(Dataset excerpts)
· · · ·

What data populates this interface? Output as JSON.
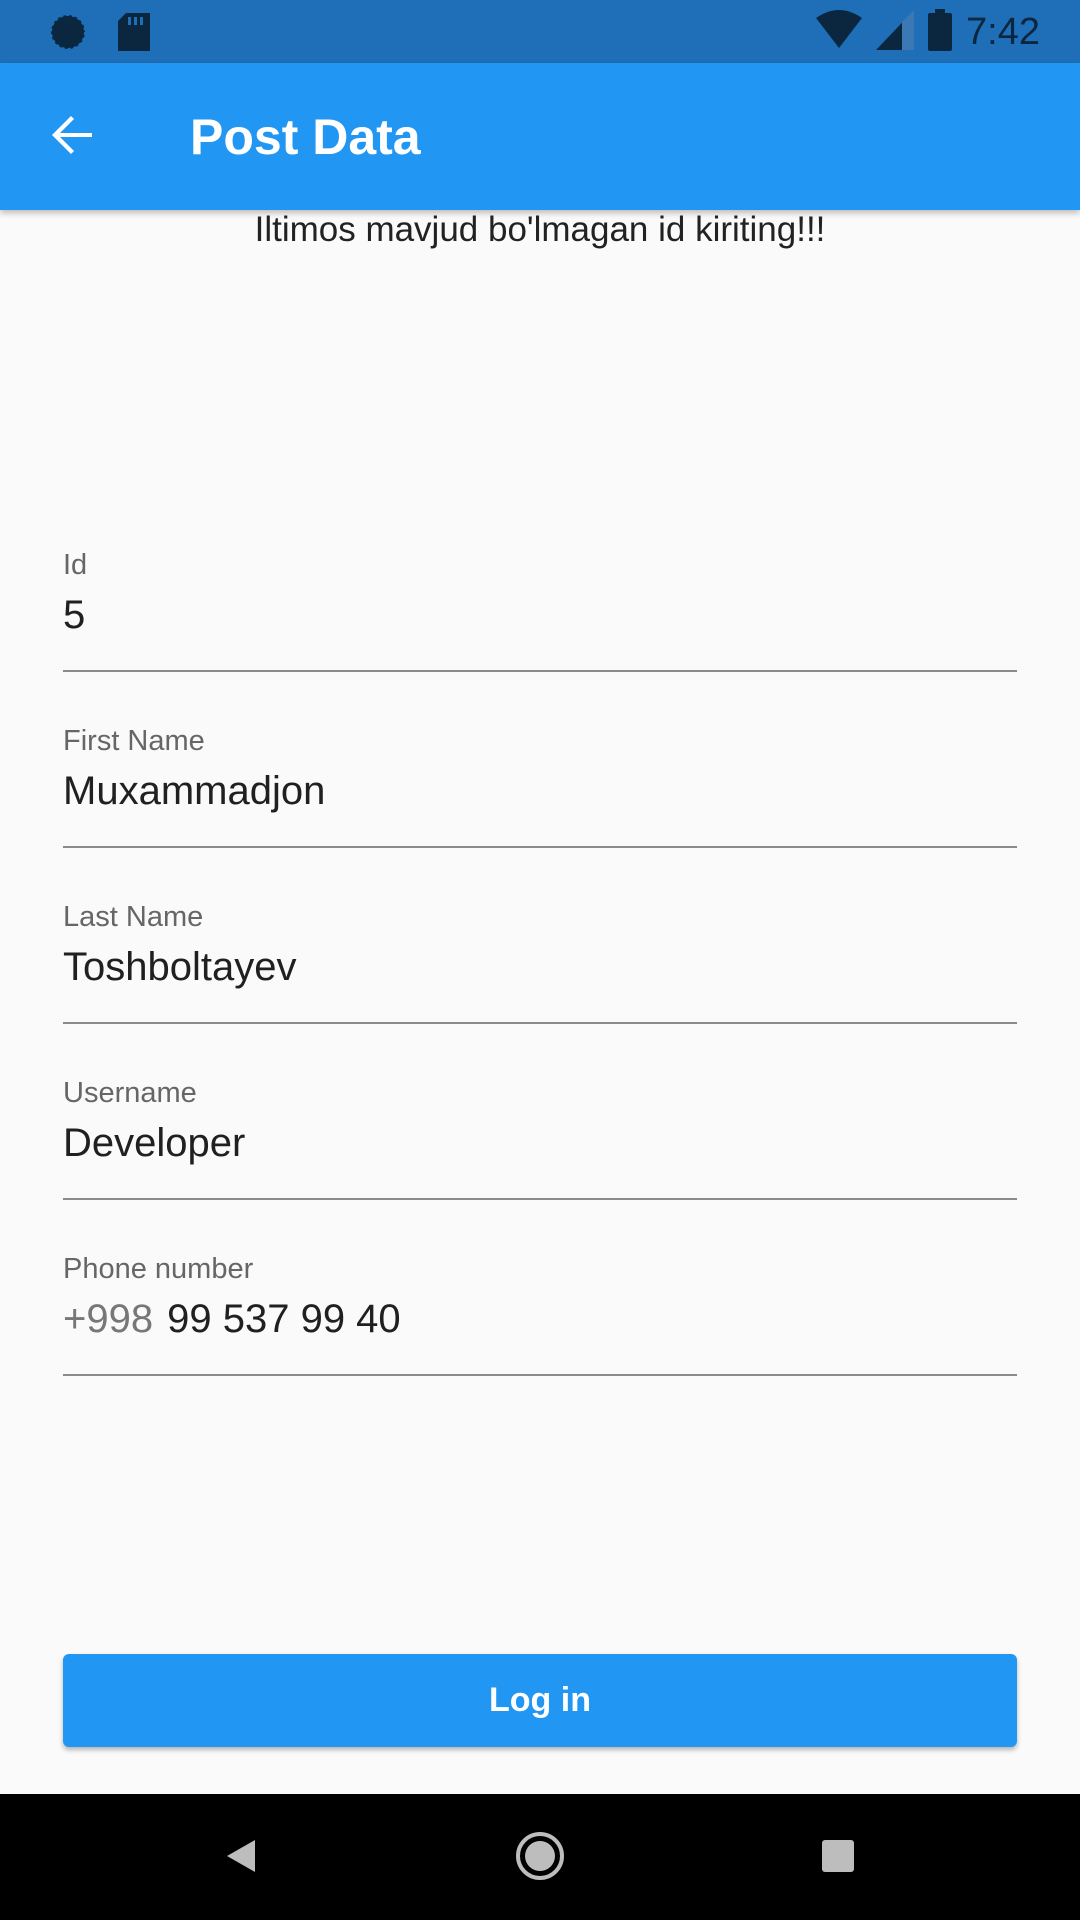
{
  "status_bar": {
    "time": "7:42",
    "icons": [
      "circle-notification-icon",
      "sd-card-icon",
      "wifi-icon",
      "cellular-signal-icon",
      "battery-icon"
    ]
  },
  "app_bar": {
    "title": "Post Data",
    "back_icon": "arrow-back-icon",
    "color": "#2196f3"
  },
  "notice": "Iltimos mavjud bo'lmagan id kiriting!!!",
  "form": {
    "fields": [
      {
        "label": "Id",
        "value": "5"
      },
      {
        "label": "First Name",
        "value": "Muxammadjon"
      },
      {
        "label": "Last Name",
        "value": "Toshboltayev"
      },
      {
        "label": "Username",
        "value": "Developer"
      },
      {
        "label": "Phone number",
        "prefix": "+998",
        "value": "99 537 99 40"
      }
    ]
  },
  "login_button": {
    "label": "Log in",
    "color": "#2196f3"
  },
  "nav_bar": {
    "icons": [
      "back-triangle-icon",
      "home-circle-icon",
      "recents-square-icon"
    ]
  }
}
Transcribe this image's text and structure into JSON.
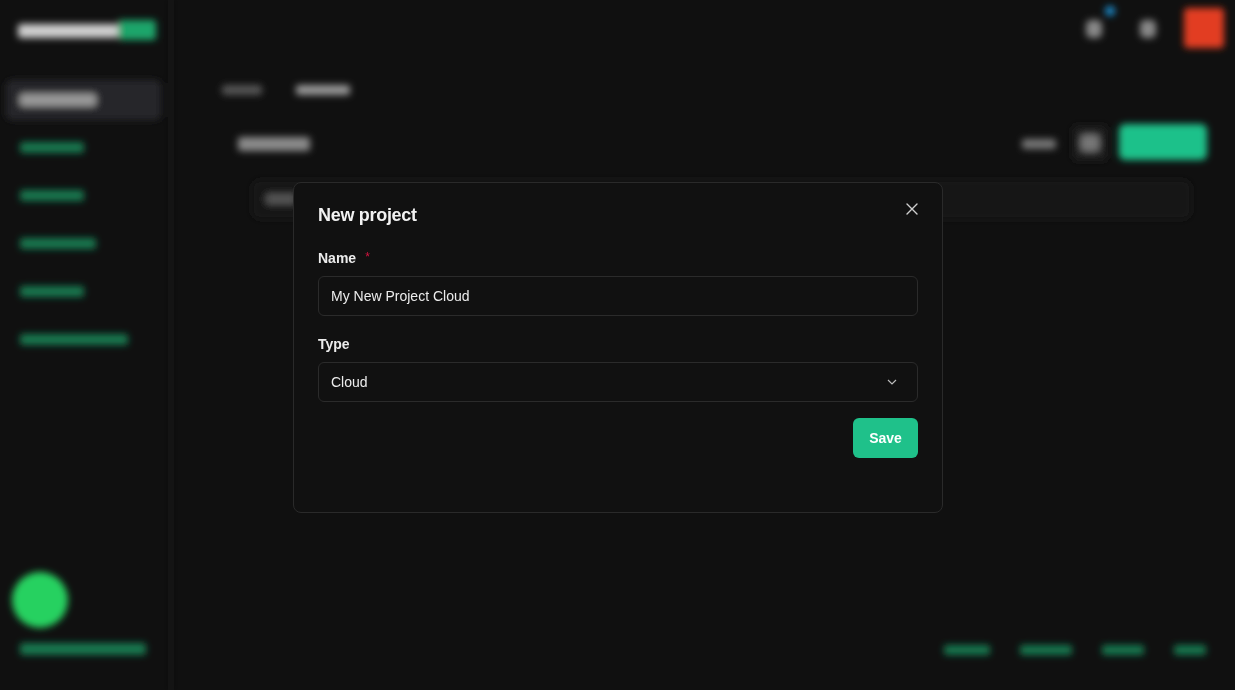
{
  "dialog": {
    "title": "New project",
    "fields": [
      {
        "kind": "text",
        "label": "Name",
        "required_mark": "*",
        "value": "My New Project Cloud"
      },
      {
        "kind": "select",
        "label": "Type",
        "value": "Cloud"
      }
    ],
    "save_button": "Save"
  }
}
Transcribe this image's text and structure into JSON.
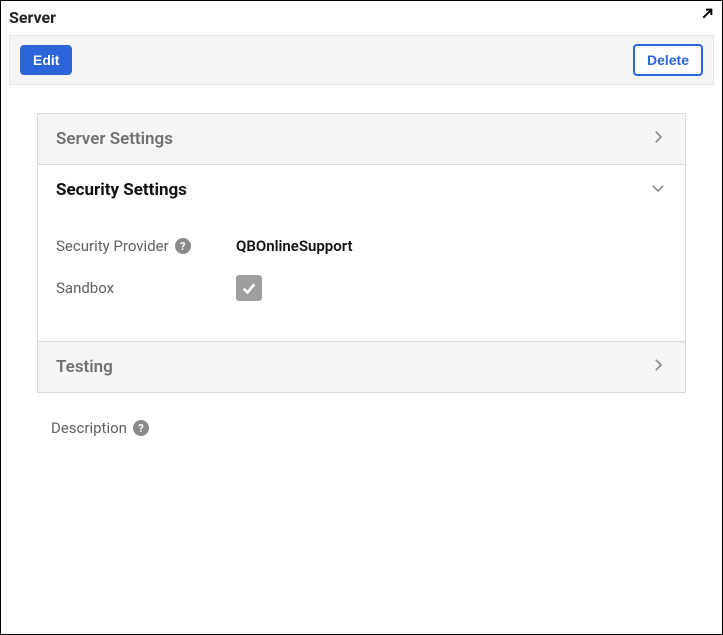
{
  "header": {
    "title": "Server"
  },
  "toolbar": {
    "edit_label": "Edit",
    "delete_label": "Delete"
  },
  "sections": {
    "server_settings": {
      "title": "Server Settings"
    },
    "security_settings": {
      "title": "Security Settings",
      "fields": {
        "security_provider": {
          "label": "Security Provider",
          "value": "QBOnlineSupport"
        },
        "sandbox": {
          "label": "Sandbox"
        }
      }
    },
    "testing": {
      "title": "Testing"
    }
  },
  "description": {
    "label": "Description"
  }
}
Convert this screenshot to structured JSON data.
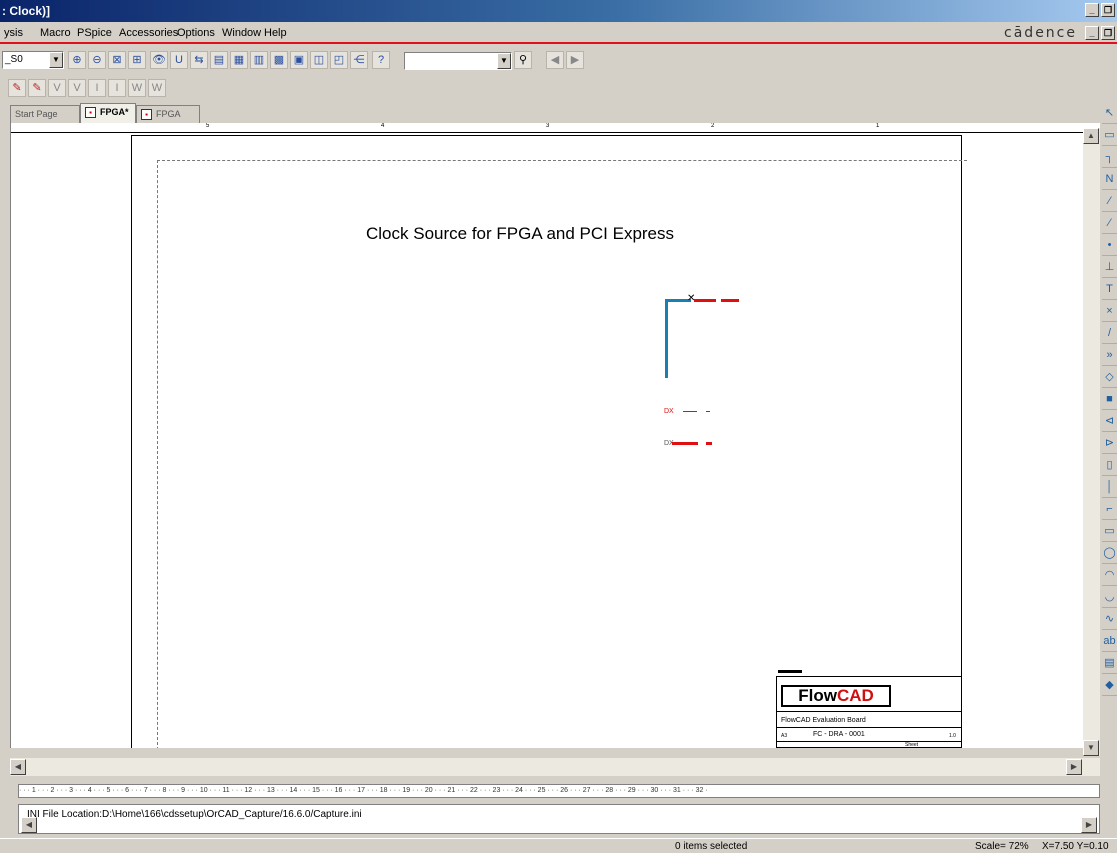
{
  "window": {
    "title": ": Clock)]",
    "min": "_",
    "restore": " ",
    "brand": "cādence"
  },
  "menu": [
    "ysis",
    "Macro",
    "PSpice",
    "Accessories",
    "Options",
    "Window",
    "Help"
  ],
  "toolbar": {
    "part_combo_value": "_S0",
    "search_combo_value": ""
  },
  "tabs": [
    {
      "label": "Start Page"
    },
    {
      "label": "FPGA*"
    },
    {
      "label": "FPGA"
    }
  ],
  "ruler_top": [
    "5",
    "4",
    "3",
    "2",
    "1"
  ],
  "schematic": {
    "title": "Clock Source for FPGA and PCI Express",
    "net1": "DX",
    "net2": "DX"
  },
  "title_block": {
    "logo_flow": "Flow",
    "logo_cad": "CAD",
    "title": "FlowCAD Evaluation Board",
    "doc_number": "FC - DRA - 0001",
    "size": "A3",
    "rev": "1.0",
    "sheet": "Sheet"
  },
  "ruler_bottom": "· · · 1 · · · 2 · · · 3 · · · 4 · · · 5 · · · 6 · · · 7 · · · 8 · · · 9 · · · 10 · · · 11 · · · 12 · · · 13 · · · 14 · · · 15 · · · 16 · · · 17 · · · 18 · · · 19 · · · 20 · · · 21 · · · 22 · · · 23 · · · 24 · · · 25 · · · 26 · · · 27 · · · 28 · · · 29 · · · 30 · · · 31 · · · 32 ·",
  "session_log": "INI File Location:D:\\Home\\166\\cdssetup\\OrCAD_Capture/16.6.0/Capture.ini",
  "status": {
    "selection": "0 items selected",
    "scale": "Scale= 72%",
    "coords": "X=7.50  Y=0.10"
  }
}
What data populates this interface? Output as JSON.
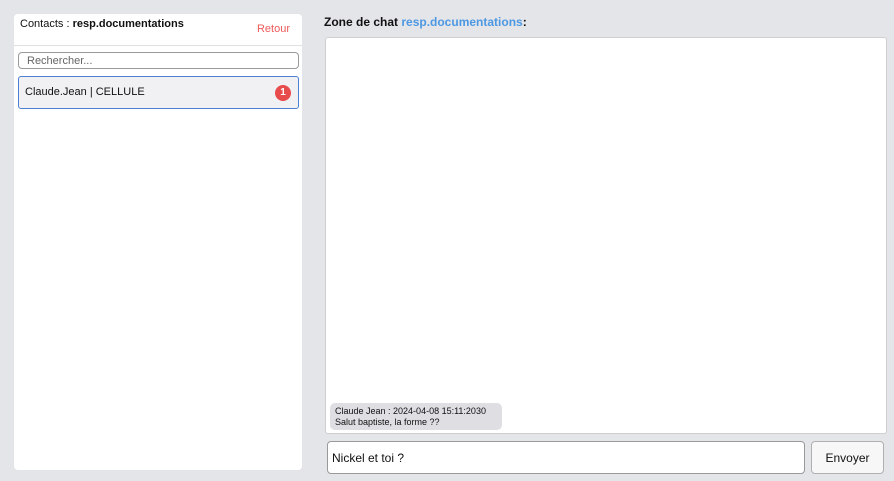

· · · ·

§ Your objective: Pictures are to be left out; the records above must be repeated word for word.

§ Completed task:
What data populates this interface? Output as JSON.
{
  "status_bar": {
    "time": "7:42",
    "icons": [
      "circle-notification-icon",
      "sd-card-icon",
      "wifi-icon",
      "cellular-signal-icon",
      "battery-icon"
    ]
  },
  "app_bar": {
    "title": "Post Data",
    "back_icon": "arrow-back-icon",
    "color": "#2196f3"
  },
  "notice": "Iltimos mavjud bo'lmagan id kiriting!!!",
  "form": {
    "fields": [
      {
        "label": "Id",
        "value": "5"
      },
      {
        "label": "First Name",
        "value": "Muxammadjon"
      },
      {
        "label": "Last Name",
        "value": "Toshboltayev"
      },
      {
        "label": "Username",
        "value": "Developer"
      },
      {
        "label": "Phone number",
        "prefix": "+998",
        "value": "99 537 99 40"
      }
    ]
  },
  "login_button": {
    "label": "Log in",
    "color": "#2196f3"
  },
  "nav_bar": {
    "icons": [
      "back-triangle-icon",
      "home-circle-icon",
      "recents-square-icon"
    ]
  }
}
Transcribe this image's text and structure into JSON.
{
  "dialog": {
    "title": "New project",
    "fields": [
      {
        "kind": "text",
        "label": "Name",
        "required_mark": "*",
        "value": "My New Project Cloud"
      },
      {
        "kind": "select",
        "label": "Type",
        "value": "Cloud"
      }
    ],
    "save_button": "Save"
  }
}
Transcribe this image's text and structure into JSON.
{
  "header": {
    "title": "Server"
  },
  "toolbar": {
    "edit_label": "Edit",
    "delete_label": "Delete"
  },
  "sections": {
    "server_settings": {
      "title": "Server Settings"
    },
    "security_settings": {
      "title": "Security Settings",
      "fields": {
        "security_provider": {
          "label": "Security Provider",
          "value": "QBOnlineSupport"
        },
        "sandbox": {
          "label": "Sandbox"
        }
      }
    },
    "testing": {
      "title": "Testing"
    }
  },
  "description": {
    "label": "Description"
  }
}
Convert this screenshot to structured JSON data.
{
  "window": {
    "title": ": Clock)]",
    "min": "_",
    "restore": " ",
    "brand": "cādence"
  },
  "menu": [
    "ysis",
    "Macro",
    "PSpice",
    "Accessories",
    "Options",
    "Window",
    "Help"
  ],
  "toolbar": {
    "part_combo_value": "_S0",
    "search_combo_value": ""
  },
  "tabs": [
    {
      "label": "Start Page"
    },
    {
      "label": "FPGA*"
    },
    {
      "label": "FPGA"
    }
  ],
  "ruler_top": [
    "5",
    "4",
    "3",
    "2",
    "1"
  ],
  "schematic": {
    "title": "Clock Source for FPGA and PCI Express",
    "net1": "DX",
    "net2": "DX"
  },
  "title_block": {
    "logo_flow": "Flow",
    "logo_cad": "CAD",
    "title": "FlowCAD Evaluation Board",
    "doc_number": "FC - DRA - 0001",
    "size": "A3",
    "rev": "1.0",
    "sheet": "Sheet"
  },
  "ruler_bottom": "· · · 1 · · · 2 · · · 3 · · · 4 · · · 5 · · · 6 · · · 7 · · · 8 · · · 9 · · · 10 · · · 11 · · · 12 · · · 13 · · · 14 · · · 15 · · · 16 · · · 17 · · · 18 · · · 19 · · · 20 · · · 21 · · · 22 · · · 23 · · · 24 · · · 25 · · · 26 · · · 27 · · · 28 · · · 29 · · · 30 · · · 31 · · · 32 ·",
  "session_log": "INI File Location:D:\\Home\\166\\cdssetup\\OrCAD_Capture/16.6.0/Capture.ini",
  "status": {
    "selection": "0 items selected",
    "scale": "Scale= 72%",
    "coords": "X=7.50  Y=0.10"
  }
}
What data populates this interface? Output as JSON.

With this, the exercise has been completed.